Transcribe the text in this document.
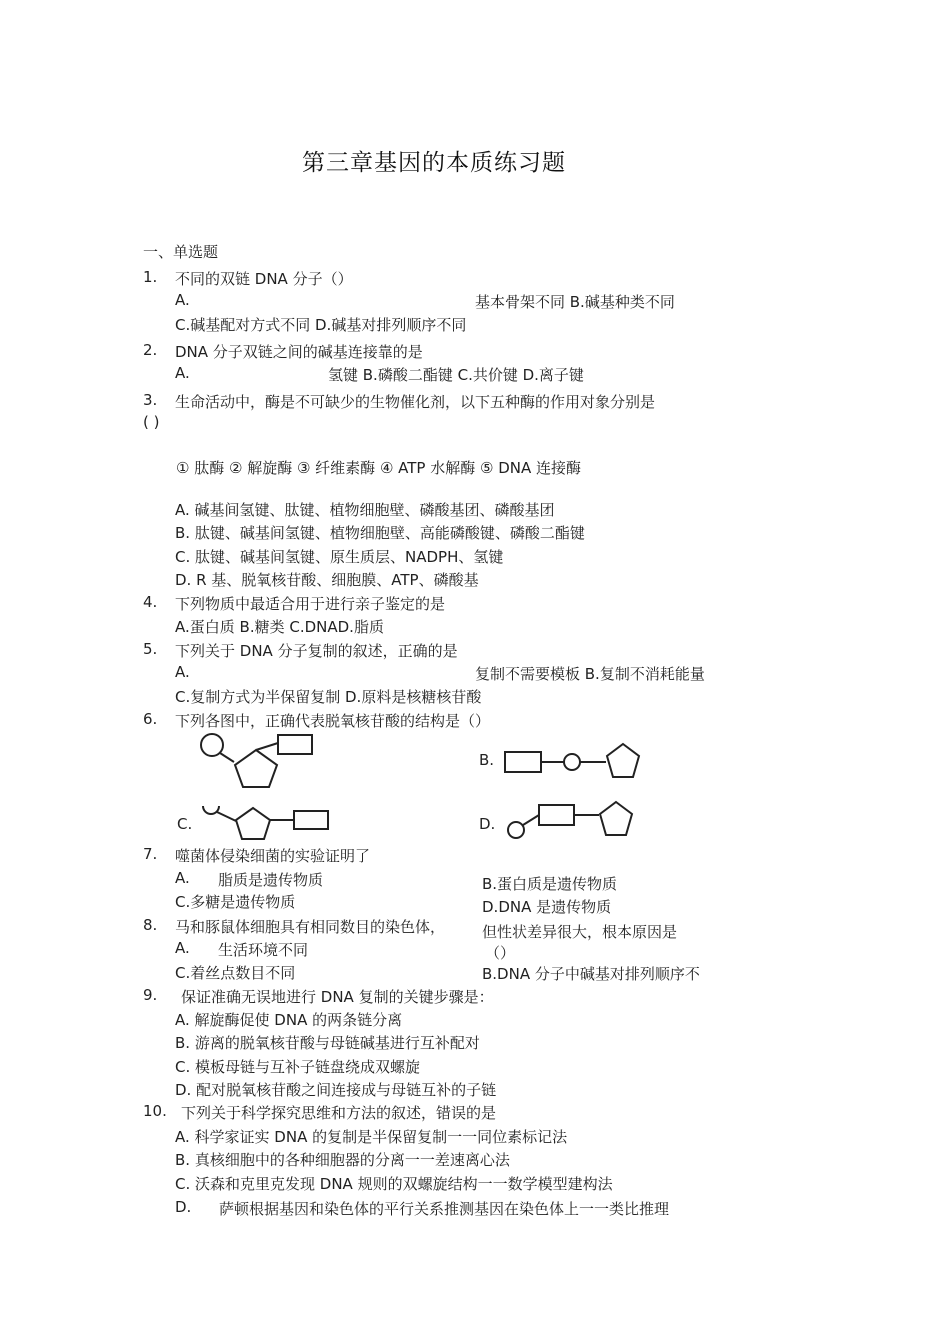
第三章基因的本质练习题
一、单选题
1.	不同的双链 DNA 分子（）
A.	基本骨架不同 B.碱基种类不同
C.碱基配对方式不同 D.碱基对排列顺序不同
2.	DNA 分子双链之间的碱基连接靠的是
A.	氢键 B.磷酸二酯键 C.共价键 D.离子键
3.	生命活动中，酶是不可缺少的生物催化剂，以下五种酶的作用对象分别是
( )
① 肽酶 ② 解旋酶 ③ 纤维素酶 ④ ATP 水解酶 ⑤ DNA 连接酶
A. 碱基间氢键、肽键、植物细胞壁、磷酸基团、磷酸基团
B. 肽键、碱基间氢键、植物细胞壁、高能磷酸键、磷酸二酯键
C. 肽键、碱基间氢键、原生质层、NADPH、氢键
D. R 基、脱氧核苷酸、细胞膜、ATP、磷酸基
4.	下列物质中最适合用于进行亲子鉴定的是
A.蛋白质 B.糖类 C.DNAD.脂质
5.	下列关于 DNA 分子复制的叙述，正确的是
A.	复制不需要模板 B.复制不消耗能量
C.复制方式为半保留复制 D.原料是核糖核苷酸
6.	下列各图中，正确代表脱氧核苷酸的结构是（）
B.
C.	D.
7.	噬菌体侵染细菌的实验证明了
A. 脂质是遗传物质	B.蛋白质是遗传物质
C.多糖是遗传物质	D.DNA 是遗传物质
8.	马和豚鼠体细胞具有相同数目的染色体， 但性状差异很大，根本原因是
A. 生活环境不同	（）
C.着丝点数目不同	B.DNA 分子中碱基对排列顺序不
9.	保证准确无误地进行 DNA 复制的关键步骤是：
A. 解旋酶促使 DNA 的两条链分离
B. 游离的脱氧核苷酸与母链碱基进行互补配对
C. 模板母链与互补子链盘绕成双螺旋
D. 配对脱氧核苷酸之间连接成与母链互补的子链
10. 下列关于科学探究思维和方法的叙述，错误的是
A. 科学家证实 DNA 的复制是半保留复制一一同位素标记法
B. 真核细胞中的各种细胞器的分离一一差速离心法
C. 沃森和克里克发现 DNA 规则的双螺旋结构一一数学模型建构法
D. 萨顿根据基因和染色体的平行关系推测基因在染色体上一一类比推理
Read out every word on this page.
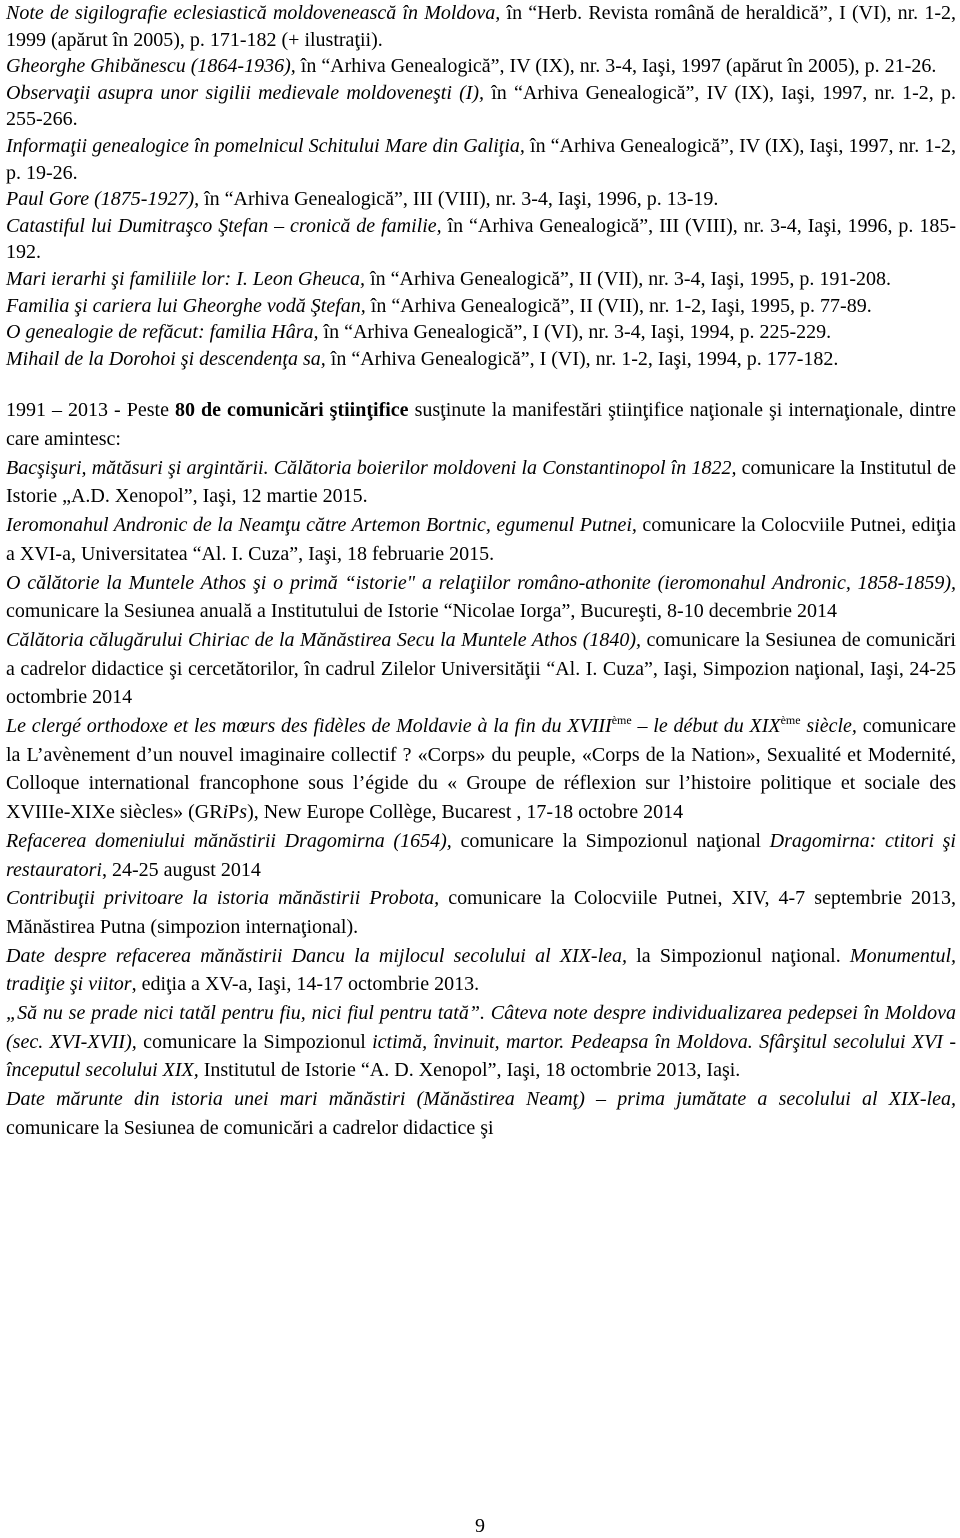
Note de sigilografie eclesiastică moldovenească în Moldova, în “Herb. Revista română de heraldică”, I (VI), nr. 1-2, 1999 (apărut în 2005), p. 171-182 (+ ilustraţii).

Gheorghe Ghibănescu (1864-1936), în “Arhiva Genealogică”, IV (IX), nr. 3-4, Iaşi, 1997 (apărut în 2005), p. 21-26.

Observaţii asupra unor sigilii medievale moldoveneşti (I), în “Arhiva Genealogică”, IV (IX), Iaşi, 1997, nr. 1-2, p. 255-266.

Informaţii genealogice în pomelnicul Schitului Mare din Galiţia, în “Arhiva Genealogică”, IV (IX), Iaşi, 1997, nr. 1-2, p. 19-26.

Paul Gore (1875-1927), în “Arhiva Genealogică”, III (VIII), nr. 3-4, Iaşi, 1996, p. 13-19.

Catastiful lui Dumitraşco Ştefan – cronică de familie, în “Arhiva Genealogică”, III (VIII), nr. 3-4, Iaşi, 1996, p. 185-192.

Mari ierarhi şi familiile lor: I. Leon Gheuca, în “Arhiva Genealogică”, II (VII), nr. 3-4, Iaşi, 1995, p. 191-208.

Familia şi cariera lui Gheorghe vodă Ştefan, în “Arhiva Genealogică”, II (VII), nr. 1-2, Iaşi, 1995, p. 77-89.

O genealogie de refăcut: familia Hâra, în “Arhiva Genealogică”, I (VI), nr. 3-4, Iaşi, 1994, p. 225-229.

Mihail de la Dorohoi şi descendenţa sa, în “Arhiva Genealogică”, I (VI), nr. 1-2, Iaşi, 1994, p. 177-182.

1991 – 2013 - Peste 80 de comunicări ştiinţifice susţinute la manifestări ştiinţifice naţionale şi internaţionale, dintre care amintesc:

Bacşişuri, mătăsuri şi argintării. Călătoria boierilor moldoveni la Constantinopol în 1822, comunicare la Institutul de Istorie „A.D. Xenopol”, Iaşi, 12 martie 2015.

Ieromonahul Andronic de la Neamţu către Artemon Bortnic, egumenul Putnei, comunicare la Colocviile Putnei, ediţia a XVI-a, Universitatea “Al. I. Cuza”, Iaşi, 18 februarie 2015.

O călătorie la Muntele Athos şi o primă “istorie" a relaţiilor româno-athonite (ieromonahul Andronic, 1858-1859), comunicare la Sesiunea anuală a Institutului de Istorie “Nicolae Iorga”, Bucureşti, 8-10 decembrie 2014

Călătoria călugărului Chiriac de la Mănăstirea Secu la Muntele Athos (1840), comunicare la Sesiunea de comunicări a cadrelor didactice şi cercetătorilor, în cadrul Zilelor Universităţii “Al. I. Cuza”, Iaşi, Simpozion naţional, Iaşi, 24-25 octombrie 2014

Le clergé orthodoxe et les mœurs des fidèles de Moldavie à la fin du XVIIIème – le début du XIXème siècle, comunicare la L’avènement d’un nouvel imaginaire collectif ? «Corps» du peuple, «Corps de la Nation», Sexualité et Modernité, Colloque international francophone sous l’égide du « Groupe de réflexion sur l’histoire politique et sociale des XVIIIe-XIXe siècles» (GRiPs), New Europe Collège, Bucarest , 17-18 octobre 2014

Refacerea domeniului mănăstirii Dragomirna (1654), comunicare la Simpozionul naţional Dragomirna: ctitori şi restauratori, 24-25 august 2014

Contribuţii privitoare la istoria mănăstirii Probota, comunicare la Colocviile Putnei, XIV, 4-7 septembrie 2013, Mănăstirea Putna (simpozion internaţional).

Date despre refacerea mănăstirii Dancu la mijlocul secolului al XIX-lea, la Simpozionul naţional. Monumentul, tradiţie şi viitor, ediţia a XV-a, Iaşi, 14-17 octombrie 2013.

„Să nu se prade nici tatăl pentru fiu, nici fiul pentru tată”. Câteva note despre individualizarea pedepsei în Moldova (sec. XVI-XVII), comunicare la Simpozionul ictimă, învinuit, martor. Pedeapsa în Moldova. Sfârşitul secolului XVI - începutul secolului XIX, Institutul de Istorie “A. D. Xenopol”, Iaşi, 18 octombrie 2013, Iaşi.

Date mărunte din istoria unei mari mănăstiri (Mănăstirea Neamţ) – prima jumătate a secolului al XIX-lea, comunicare la Sesiunea de comunicări a cadrelor didactice şi

9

- - - -

Exercise:
Reproduce each line of the entries in which the word "植物细胞壁" is found.

Task output:
A. 碱基间氢键、肽键、植物细胞壁、磷酸基团、磷酸基团
B. 肽键、碱基间氢键、植物细胞壁、高能磷酸键、磷酸二酯键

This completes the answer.